** Begin **

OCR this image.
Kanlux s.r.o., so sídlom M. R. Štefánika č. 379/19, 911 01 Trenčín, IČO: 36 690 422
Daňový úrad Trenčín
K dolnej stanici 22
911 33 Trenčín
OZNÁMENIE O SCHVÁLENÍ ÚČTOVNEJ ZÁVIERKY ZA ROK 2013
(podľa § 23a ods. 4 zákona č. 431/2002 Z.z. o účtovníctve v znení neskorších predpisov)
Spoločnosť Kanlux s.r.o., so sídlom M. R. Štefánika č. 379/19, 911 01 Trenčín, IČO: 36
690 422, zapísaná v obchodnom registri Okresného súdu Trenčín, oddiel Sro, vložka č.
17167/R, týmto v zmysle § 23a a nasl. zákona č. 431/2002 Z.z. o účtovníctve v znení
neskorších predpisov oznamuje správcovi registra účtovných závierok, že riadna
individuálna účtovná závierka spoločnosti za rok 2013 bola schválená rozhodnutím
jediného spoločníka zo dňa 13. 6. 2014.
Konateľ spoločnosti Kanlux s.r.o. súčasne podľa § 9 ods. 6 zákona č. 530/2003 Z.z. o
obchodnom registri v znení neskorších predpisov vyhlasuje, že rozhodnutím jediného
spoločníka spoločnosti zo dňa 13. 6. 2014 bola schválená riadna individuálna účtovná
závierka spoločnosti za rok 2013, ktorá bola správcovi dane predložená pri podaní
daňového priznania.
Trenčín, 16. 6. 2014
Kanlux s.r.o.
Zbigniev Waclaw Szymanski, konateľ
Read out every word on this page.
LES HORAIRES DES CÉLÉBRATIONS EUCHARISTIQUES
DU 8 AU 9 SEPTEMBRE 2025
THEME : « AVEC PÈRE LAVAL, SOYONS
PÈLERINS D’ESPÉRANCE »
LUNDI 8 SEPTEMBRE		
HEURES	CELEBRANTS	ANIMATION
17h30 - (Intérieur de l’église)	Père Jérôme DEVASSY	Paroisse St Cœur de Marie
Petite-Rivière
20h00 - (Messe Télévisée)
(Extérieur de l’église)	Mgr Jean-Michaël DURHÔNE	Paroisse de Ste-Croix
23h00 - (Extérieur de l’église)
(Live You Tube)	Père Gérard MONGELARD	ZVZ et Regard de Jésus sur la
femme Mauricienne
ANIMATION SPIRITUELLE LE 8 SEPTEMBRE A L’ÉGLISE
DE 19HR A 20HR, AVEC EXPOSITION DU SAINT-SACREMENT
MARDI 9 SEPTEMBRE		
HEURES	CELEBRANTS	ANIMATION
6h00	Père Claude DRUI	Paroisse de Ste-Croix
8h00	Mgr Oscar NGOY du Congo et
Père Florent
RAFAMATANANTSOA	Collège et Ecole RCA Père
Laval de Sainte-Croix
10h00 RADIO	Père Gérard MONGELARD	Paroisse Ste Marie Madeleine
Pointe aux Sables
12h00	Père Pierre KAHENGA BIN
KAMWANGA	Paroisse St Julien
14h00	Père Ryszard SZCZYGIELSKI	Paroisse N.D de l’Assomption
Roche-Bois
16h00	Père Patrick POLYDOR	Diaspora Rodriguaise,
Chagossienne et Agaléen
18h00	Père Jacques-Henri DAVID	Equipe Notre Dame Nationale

** End **

* WRITTEN INSTRUCTION
Return each line among the entries that holds the word "MONGELARD".

* RESPONSE TO THIS TASK
(Live You Tube)	Père Gérard MONGELARD	ZVZ et Regard de Jésus sur la
10h00 RADIO	Père Gérard MONGELARD	Paroisse Ste Marie Madeleine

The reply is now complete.